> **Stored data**
------------
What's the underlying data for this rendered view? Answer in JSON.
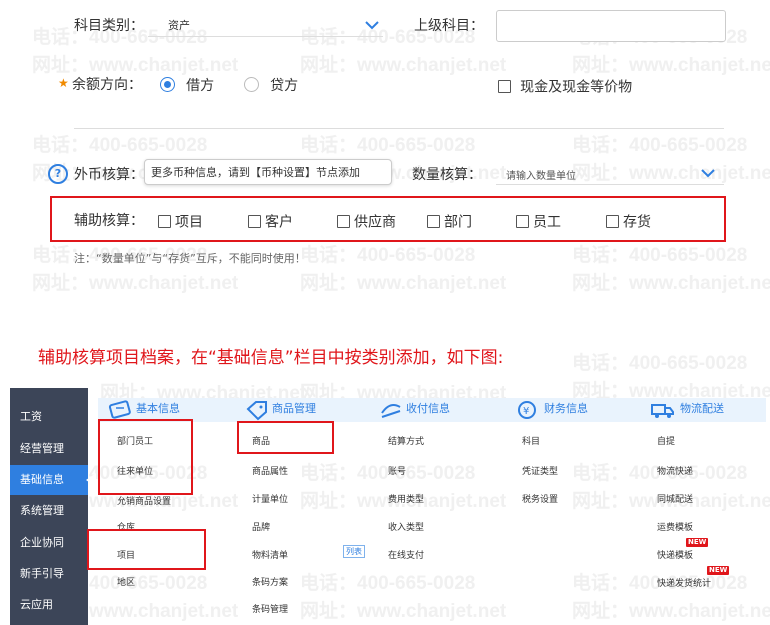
{
  "watermarks": {
    "phone": "电话：400-665-0028",
    "web": "网址：www.chanjet.net"
  },
  "form": {
    "subject_type_label": "科目类别：",
    "subject_type_value": "资产",
    "parent_subject_label": "上级科目：",
    "balance_direction_label": "余额方向：",
    "debit_label": "借方",
    "credit_label": "贷方",
    "cash_equiv_label": "现金及现金等价物",
    "foreign_currency_label": "外币核算：",
    "foreign_tooltip": "更多币种信息，请到【币种设置】节点添加",
    "quantity_label": "数量核算：",
    "quantity_placeholder": "请输入数量单位",
    "aux_label": "辅助核算：",
    "aux_options": [
      "项目",
      "客户",
      "供应商",
      "部门",
      "员工",
      "存货"
    ],
    "note": "注：“数量单位”与“存货”互斥，不能同时使用！"
  },
  "caption": "辅助核算项目档案，在“基础信息”栏目中按类别添加，如下图:",
  "app": {
    "sidebar": [
      "工资",
      "经营管理",
      "基础信息",
      "系统管理",
      "企业协同",
      "新手引导",
      "云应用"
    ],
    "sidebar_active": "基础信息",
    "categories": [
      "基本信息",
      "商品管理",
      "收付信息",
      "财务信息",
      "物流配送"
    ],
    "columns": [
      [
        "部门员工",
        "往来单位",
        "允销商品设置",
        "仓库",
        "项目",
        "地区"
      ],
      [
        "商品",
        "商品属性",
        "计量单位",
        "品牌",
        "物料清单",
        "条码方案",
        "条码管理"
      ],
      [
        "结算方式",
        "账号",
        "费用类型",
        "收入类型",
        "在线支付"
      ],
      [
        "科目",
        "凭证类型",
        "税务设置"
      ],
      [
        "自提",
        "物流快递",
        "同城配送",
        "运费模板",
        "快递模板",
        "快递发货统计"
      ]
    ],
    "list_badge": "列表",
    "new_badge": "NEW"
  }
}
------------
> **Exercise task**
Leave out the pictures and repeat everything else in the records exactly.

> **Finished answer**
What's the underlying data for this rendered view? Answer in JSON.
{
  "watermarks": {
    "phone": "电话：400-665-0028",
    "web": "网址：www.chanjet.net"
  },
  "form": {
    "subject_type_label": "科目类别：",
    "subject_type_value": "资产",
    "parent_subject_label": "上级科目：",
    "balance_direction_label": "余额方向：",
    "debit_label": "借方",
    "credit_label": "贷方",
    "cash_equiv_label": "现金及现金等价物",
    "foreign_currency_label": "外币核算：",
    "foreign_tooltip": "更多币种信息，请到【币种设置】节点添加",
    "quantity_label": "数量核算：",
    "quantity_placeholder": "请输入数量单位",
    "aux_label": "辅助核算：",
    "aux_options": [
      "项目",
      "客户",
      "供应商",
      "部门",
      "员工",
      "存货"
    ],
    "note": "注：“数量单位”与“存货”互斥，不能同时使用！"
  },
  "caption": "辅助核算项目档案，在“基础信息”栏目中按类别添加，如下图:",
  "app": {
    "sidebar": [
      "工资",
      "经营管理",
      "基础信息",
      "系统管理",
      "企业协同",
      "新手引导",
      "云应用"
    ],
    "sidebar_active": "基础信息",
    "categories": [
      "基本信息",
      "商品管理",
      "收付信息",
      "财务信息",
      "物流配送"
    ],
    "columns": [
      [
        "部门员工",
        "往来单位",
        "允销商品设置",
        "仓库",
        "项目",
        "地区"
      ],
      [
        "商品",
        "商品属性",
        "计量单位",
        "品牌",
        "物料清单",
        "条码方案",
        "条码管理"
      ],
      [
        "结算方式",
        "账号",
        "费用类型",
        "收入类型",
        "在线支付"
      ],
      [
        "科目",
        "凭证类型",
        "税务设置"
      ],
      [
        "自提",
        "物流快递",
        "同城配送",
        "运费模板",
        "快递模板",
        "快递发货统计"
      ]
    ],
    "list_badge": "列表",
    "new_badge": "NEW"
  }
}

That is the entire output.